### Task prompt
Reproduce all entries word for word.
■ ■ ■ ■
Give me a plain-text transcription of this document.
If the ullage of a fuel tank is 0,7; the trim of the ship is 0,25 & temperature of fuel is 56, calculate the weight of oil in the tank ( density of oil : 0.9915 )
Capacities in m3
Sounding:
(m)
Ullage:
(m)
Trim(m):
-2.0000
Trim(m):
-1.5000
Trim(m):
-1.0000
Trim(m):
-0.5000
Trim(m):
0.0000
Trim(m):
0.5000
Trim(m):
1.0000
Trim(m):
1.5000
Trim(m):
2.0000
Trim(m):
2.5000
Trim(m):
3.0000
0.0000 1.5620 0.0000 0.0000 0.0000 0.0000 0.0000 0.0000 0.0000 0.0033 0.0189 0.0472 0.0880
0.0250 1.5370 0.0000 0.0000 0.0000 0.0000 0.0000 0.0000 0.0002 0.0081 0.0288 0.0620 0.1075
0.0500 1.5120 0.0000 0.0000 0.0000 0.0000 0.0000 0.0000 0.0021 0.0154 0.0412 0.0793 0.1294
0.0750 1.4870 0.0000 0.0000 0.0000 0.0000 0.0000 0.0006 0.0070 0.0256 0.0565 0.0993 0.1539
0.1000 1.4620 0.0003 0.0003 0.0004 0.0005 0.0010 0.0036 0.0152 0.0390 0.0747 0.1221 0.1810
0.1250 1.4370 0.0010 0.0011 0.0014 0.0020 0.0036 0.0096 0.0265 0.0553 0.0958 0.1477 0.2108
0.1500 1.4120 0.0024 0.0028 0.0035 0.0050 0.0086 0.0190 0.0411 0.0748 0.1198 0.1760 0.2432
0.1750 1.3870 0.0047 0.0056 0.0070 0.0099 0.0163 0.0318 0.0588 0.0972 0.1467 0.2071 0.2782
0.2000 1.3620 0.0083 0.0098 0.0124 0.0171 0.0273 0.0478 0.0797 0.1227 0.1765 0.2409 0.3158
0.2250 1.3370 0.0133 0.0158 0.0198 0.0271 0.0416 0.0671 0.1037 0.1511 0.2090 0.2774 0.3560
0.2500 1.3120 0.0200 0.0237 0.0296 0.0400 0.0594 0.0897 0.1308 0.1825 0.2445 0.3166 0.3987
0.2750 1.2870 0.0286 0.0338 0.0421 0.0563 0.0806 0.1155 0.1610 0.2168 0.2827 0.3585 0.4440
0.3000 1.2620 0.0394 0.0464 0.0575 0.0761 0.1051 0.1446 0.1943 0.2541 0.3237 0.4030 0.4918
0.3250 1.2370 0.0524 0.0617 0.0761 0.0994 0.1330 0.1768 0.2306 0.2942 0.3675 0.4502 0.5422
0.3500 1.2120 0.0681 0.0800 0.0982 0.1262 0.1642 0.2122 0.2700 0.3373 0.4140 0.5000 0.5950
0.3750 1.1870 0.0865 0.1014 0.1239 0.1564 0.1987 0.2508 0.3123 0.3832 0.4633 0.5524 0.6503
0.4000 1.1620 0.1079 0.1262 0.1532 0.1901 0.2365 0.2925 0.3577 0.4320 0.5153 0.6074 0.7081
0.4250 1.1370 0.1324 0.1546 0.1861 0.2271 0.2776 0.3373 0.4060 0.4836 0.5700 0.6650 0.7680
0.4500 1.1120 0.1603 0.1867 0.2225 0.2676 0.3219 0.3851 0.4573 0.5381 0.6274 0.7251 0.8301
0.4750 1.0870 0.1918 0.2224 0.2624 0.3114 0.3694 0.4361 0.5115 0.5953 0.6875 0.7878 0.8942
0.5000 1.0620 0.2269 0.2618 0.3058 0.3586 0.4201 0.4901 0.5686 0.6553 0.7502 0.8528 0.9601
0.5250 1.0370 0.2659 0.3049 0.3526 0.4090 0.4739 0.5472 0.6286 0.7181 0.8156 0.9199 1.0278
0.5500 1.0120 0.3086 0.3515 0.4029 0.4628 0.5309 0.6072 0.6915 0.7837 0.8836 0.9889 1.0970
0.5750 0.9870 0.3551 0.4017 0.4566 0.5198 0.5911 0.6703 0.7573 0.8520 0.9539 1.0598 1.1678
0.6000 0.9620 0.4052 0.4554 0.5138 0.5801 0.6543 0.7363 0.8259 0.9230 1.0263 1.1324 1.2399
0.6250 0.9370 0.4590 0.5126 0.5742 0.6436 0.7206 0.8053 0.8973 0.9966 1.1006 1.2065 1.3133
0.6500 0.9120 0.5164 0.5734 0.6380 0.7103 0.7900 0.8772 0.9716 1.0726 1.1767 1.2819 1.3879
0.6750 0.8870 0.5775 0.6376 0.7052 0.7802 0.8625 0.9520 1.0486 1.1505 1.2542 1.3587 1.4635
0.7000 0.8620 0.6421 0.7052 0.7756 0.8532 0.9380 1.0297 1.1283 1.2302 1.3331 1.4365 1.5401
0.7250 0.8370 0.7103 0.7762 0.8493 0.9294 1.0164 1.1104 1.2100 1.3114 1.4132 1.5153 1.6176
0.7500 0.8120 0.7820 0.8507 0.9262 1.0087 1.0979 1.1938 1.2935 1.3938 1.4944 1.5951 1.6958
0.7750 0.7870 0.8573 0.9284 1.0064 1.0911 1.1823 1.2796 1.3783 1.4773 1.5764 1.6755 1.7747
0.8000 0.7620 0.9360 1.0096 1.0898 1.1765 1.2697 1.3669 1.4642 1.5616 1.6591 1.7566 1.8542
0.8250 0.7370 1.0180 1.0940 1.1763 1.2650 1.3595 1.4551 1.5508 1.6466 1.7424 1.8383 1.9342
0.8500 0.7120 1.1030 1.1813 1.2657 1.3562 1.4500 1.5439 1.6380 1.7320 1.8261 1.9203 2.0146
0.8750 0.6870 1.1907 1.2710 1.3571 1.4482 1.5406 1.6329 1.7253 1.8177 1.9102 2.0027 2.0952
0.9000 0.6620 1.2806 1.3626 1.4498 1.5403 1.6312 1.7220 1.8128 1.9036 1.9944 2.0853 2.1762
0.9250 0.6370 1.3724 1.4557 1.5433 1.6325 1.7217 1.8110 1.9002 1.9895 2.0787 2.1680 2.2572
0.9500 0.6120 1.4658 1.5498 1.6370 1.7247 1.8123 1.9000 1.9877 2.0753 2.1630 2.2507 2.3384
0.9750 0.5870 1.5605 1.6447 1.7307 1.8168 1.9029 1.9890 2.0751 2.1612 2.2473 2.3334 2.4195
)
■ ■ ■ ■
### Right answer
Give me a plain-text transcription of this document.
If the ullage of a fuel tank is 0,7; the trim of the ship is 0,25 & temperature of fuel is 56, calculate the weight of oil in the tank ( density of oil : 0.9915 )
Capacities in m3
Sounding:
(m)
Ullage:
(m)
Trim(m):
-2.0000
Trim(m):
-1.5000
Trim(m):
-1.0000
Trim(m):
-0.5000
Trim(m):
0.0000
Trim(m):
0.5000
Trim(m):
1.0000
Trim(m):
1.5000
Trim(m):
2.0000
Trim(m):
2.5000
Trim(m):
3.0000
0.0000 1.5620 0.0000 0.0000 0.0000 0.0000 0.0000 0.0000 0.0000 0.0033 0.0189 0.0472 0.0880
0.0250 1.5370 0.0000 0.0000 0.0000 0.0000 0.0000 0.0000 0.0002 0.0081 0.0288 0.0620 0.1075
0.0500 1.5120 0.0000 0.0000 0.0000 0.0000 0.0000 0.0000 0.0021 0.0154 0.0412 0.0793 0.1294
0.0750 1.4870 0.0000 0.0000 0.0000 0.0000 0.0000 0.0006 0.0070 0.0256 0.0565 0.0993 0.1539
0.1000 1.4620 0.0003 0.0003 0.0004 0.0005 0.0010 0.0036 0.0152 0.0390 0.0747 0.1221 0.1810
0.1250 1.4370 0.0010 0.0011 0.0014 0.0020 0.0036 0.0096 0.0265 0.0553 0.0958 0.1477 0.2108
0.1500 1.4120 0.0024 0.0028 0.0035 0.0050 0.0086 0.0190 0.0411 0.0748 0.1198 0.1760 0.2432
0.1750 1.3870 0.0047 0.0056 0.0070 0.0099 0.0163 0.0318 0.0588 0.0972 0.1467 0.2071 0.2782
0.2000 1.3620 0.0083 0.0098 0.0124 0.0171 0.0273 0.0478 0.0797 0.1227 0.1765 0.2409 0.3158
0.2250 1.3370 0.0133 0.0158 0.0198 0.0271 0.0416 0.0671 0.1037 0.1511 0.2090 0.2774 0.3560
0.2500 1.3120 0.0200 0.0237 0.0296 0.0400 0.0594 0.0897 0.1308 0.1825 0.2445 0.3166 0.3987
0.2750 1.2870 0.0286 0.0338 0.0421 0.0563 0.0806 0.1155 0.1610 0.2168 0.2827 0.3585 0.4440
0.3000 1.2620 0.0394 0.0464 0.0575 0.0761 0.1051 0.1446 0.1943 0.2541 0.3237 0.4030 0.4918
0.3250 1.2370 0.0524 0.0617 0.0761 0.0994 0.1330 0.1768 0.2306 0.2942 0.3675 0.4502 0.5422
0.3500 1.2120 0.0681 0.0800 0.0982 0.1262 0.1642 0.2122 0.2700 0.3373 0.4140 0.5000 0.5950
0.3750 1.1870 0.0865 0.1014 0.1239 0.1564 0.1987 0.2508 0.3123 0.3832 0.4633 0.5524 0.6503
0.4000 1.1620 0.1079 0.1262 0.1532 0.1901 0.2365 0.2925 0.3577 0.4320 0.5153 0.6074 0.7081
0.4250 1.1370 0.1324 0.1546 0.1861 0.2271 0.2776 0.3373 0.4060 0.4836 0.5700 0.6650 0.7680
0.4500 1.1120 0.1603 0.1867 0.2225 0.2676 0.3219 0.3851 0.4573 0.5381 0.6274 0.7251 0.8301
0.4750 1.0870 0.1918 0.2224 0.2624 0.3114 0.3694 0.4361 0.5115 0.5953 0.6875 0.7878 0.8942
0.5000 1.0620 0.2269 0.2618 0.3058 0.3586 0.4201 0.4901 0.5686 0.6553 0.7502 0.8528 0.9601
0.5250 1.0370 0.2659 0.3049 0.3526 0.4090 0.4739 0.5472 0.6286 0.7181 0.8156 0.9199 1.0278
0.5500 1.0120 0.3086 0.3515 0.4029 0.4628 0.5309 0.6072 0.6915 0.7837 0.8836 0.9889 1.0970
0.5750 0.9870 0.3551 0.4017 0.4566 0.5198 0.5911 0.6703 0.7573 0.8520 0.9539 1.0598 1.1678
0.6000 0.9620 0.4052 0.4554 0.5138 0.5801 0.6543 0.7363 0.8259 0.9230 1.0263 1.1324 1.2399
0.6250 0.9370 0.4590 0.5126 0.5742 0.6436 0.7206 0.8053 0.8973 0.9966 1.1006 1.2065 1.3133
0.6500 0.9120 0.5164 0.5734 0.6380 0.7103 0.7900 0.8772 0.9716 1.0726 1.1767 1.2819 1.3879
0.6750 0.8870 0.5775 0.6376 0.7052 0.7802 0.8625 0.9520 1.0486 1.1505 1.2542 1.3587 1.4635
0.7000 0.8620 0.6421 0.7052 0.7756 0.8532 0.9380 1.0297 1.1283 1.2302 1.3331 1.4365 1.5401
0.7250 0.8370 0.7103 0.7762 0.8493 0.9294 1.0164 1.1104 1.2100 1.3114 1.4132 1.5153 1.6176
0.7500 0.8120 0.7820 0.8507 0.9262 1.0087 1.0979 1.1938 1.2935 1.3938 1.4944 1.5951 1.6958
0.7750 0.7870 0.8573 0.9284 1.0064 1.0911 1.1823 1.2796 1.3783 1.4773 1.5764 1.6755 1.7747
0.8000 0.7620 0.9360 1.0096 1.0898 1.1765 1.2697 1.3669 1.4642 1.5616 1.6591 1.7566 1.8542
0.8250 0.7370 1.0180 1.0940 1.1763 1.2650 1.3595 1.4551 1.5508 1.6466 1.7424 1.8383 1.9342
0.8500 0.7120 1.1030 1.1813 1.2657 1.3562 1.4500 1.5439 1.6380 1.7320 1.8261 1.9203 2.0146
0.8750 0.6870 1.1907 1.2710 1.3571 1.4482 1.5406 1.6329 1.7253 1.8177 1.9102 2.0027 2.0952
0.9000 0.6620 1.2806 1.3626 1.4498 1.5403 1.6312 1.7220 1.8128 1.9036 1.9944 2.0853 2.1762
0.9250 0.6370 1.3724 1.4557 1.5433 1.6325 1.7217 1.8110 1.9002 1.9895 2.0787 2.1680 2.2572
0.9500 0.6120 1.4658 1.5498 1.6370 1.7247 1.8123 1.9000 1.9877 2.0753 2.1630 2.2507 2.3384
0.9750 0.5870 1.5605 1.6447 1.7307 1.8168 1.9029 1.9890 2.0751 2.1612 2.2473 2.3334 2.4195
)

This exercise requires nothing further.